== What this task involves ==
Keep only the lines that hold the string "included", filtering out the rest of the entries below.

== Source data ==
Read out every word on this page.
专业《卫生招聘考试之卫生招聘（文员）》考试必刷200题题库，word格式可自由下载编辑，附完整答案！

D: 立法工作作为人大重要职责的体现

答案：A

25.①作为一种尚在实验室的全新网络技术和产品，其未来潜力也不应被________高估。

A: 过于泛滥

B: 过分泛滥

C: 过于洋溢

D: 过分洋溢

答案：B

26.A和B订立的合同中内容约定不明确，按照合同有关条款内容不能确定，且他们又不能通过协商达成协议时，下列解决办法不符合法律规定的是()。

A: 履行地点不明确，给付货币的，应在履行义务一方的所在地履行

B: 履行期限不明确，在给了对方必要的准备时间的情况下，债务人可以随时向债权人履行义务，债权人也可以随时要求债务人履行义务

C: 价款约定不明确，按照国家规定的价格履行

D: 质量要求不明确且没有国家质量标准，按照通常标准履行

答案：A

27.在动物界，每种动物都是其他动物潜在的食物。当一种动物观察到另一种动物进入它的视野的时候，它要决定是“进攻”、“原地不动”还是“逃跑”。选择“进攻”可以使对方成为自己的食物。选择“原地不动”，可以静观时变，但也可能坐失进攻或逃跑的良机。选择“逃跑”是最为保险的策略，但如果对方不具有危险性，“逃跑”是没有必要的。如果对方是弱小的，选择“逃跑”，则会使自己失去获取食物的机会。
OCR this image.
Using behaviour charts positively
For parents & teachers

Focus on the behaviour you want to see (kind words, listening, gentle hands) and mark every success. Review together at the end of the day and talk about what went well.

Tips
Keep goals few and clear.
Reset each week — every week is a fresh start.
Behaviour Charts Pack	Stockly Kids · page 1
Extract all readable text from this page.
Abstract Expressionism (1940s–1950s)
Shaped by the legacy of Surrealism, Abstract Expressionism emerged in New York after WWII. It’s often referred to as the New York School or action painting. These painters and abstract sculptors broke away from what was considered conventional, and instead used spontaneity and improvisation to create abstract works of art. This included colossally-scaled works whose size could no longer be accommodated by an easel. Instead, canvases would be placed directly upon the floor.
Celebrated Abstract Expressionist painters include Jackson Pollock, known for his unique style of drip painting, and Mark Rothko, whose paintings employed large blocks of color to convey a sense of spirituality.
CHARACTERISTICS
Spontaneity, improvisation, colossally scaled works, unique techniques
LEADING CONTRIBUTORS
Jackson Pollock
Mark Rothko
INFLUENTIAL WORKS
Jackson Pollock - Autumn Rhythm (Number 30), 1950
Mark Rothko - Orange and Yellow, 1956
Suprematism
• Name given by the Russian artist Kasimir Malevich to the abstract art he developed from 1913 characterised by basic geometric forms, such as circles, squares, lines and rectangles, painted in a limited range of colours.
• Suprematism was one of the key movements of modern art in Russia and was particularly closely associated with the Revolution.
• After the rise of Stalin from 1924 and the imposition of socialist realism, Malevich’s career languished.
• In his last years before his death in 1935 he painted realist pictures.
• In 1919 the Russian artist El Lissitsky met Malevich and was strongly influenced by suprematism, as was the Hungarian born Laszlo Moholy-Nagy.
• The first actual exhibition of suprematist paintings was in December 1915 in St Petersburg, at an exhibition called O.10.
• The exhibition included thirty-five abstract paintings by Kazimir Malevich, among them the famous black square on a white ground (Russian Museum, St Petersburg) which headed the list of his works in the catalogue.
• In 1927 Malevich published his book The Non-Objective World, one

== Solution to this exercise ==
Shaped by the legacy of Surrealism, Abstract Expressionism emerged in New York after WWII. It’s often referred to as the New York School or action painting. These painters and abstract sculptors broke away from what was considered conventional, and instead used spontaneity and improvisation to create abstract works of art. This included colossally-scaled works whose size could no longer be accommodated by an easel. Instead, canvases would be placed directly upon the floor.
• The exhibition included thirty-five abstract paintings by Kazimir Malevich, among them the famous black square on a white ground (Russian Museum, St Petersburg) which headed the list of his works in the catalogue.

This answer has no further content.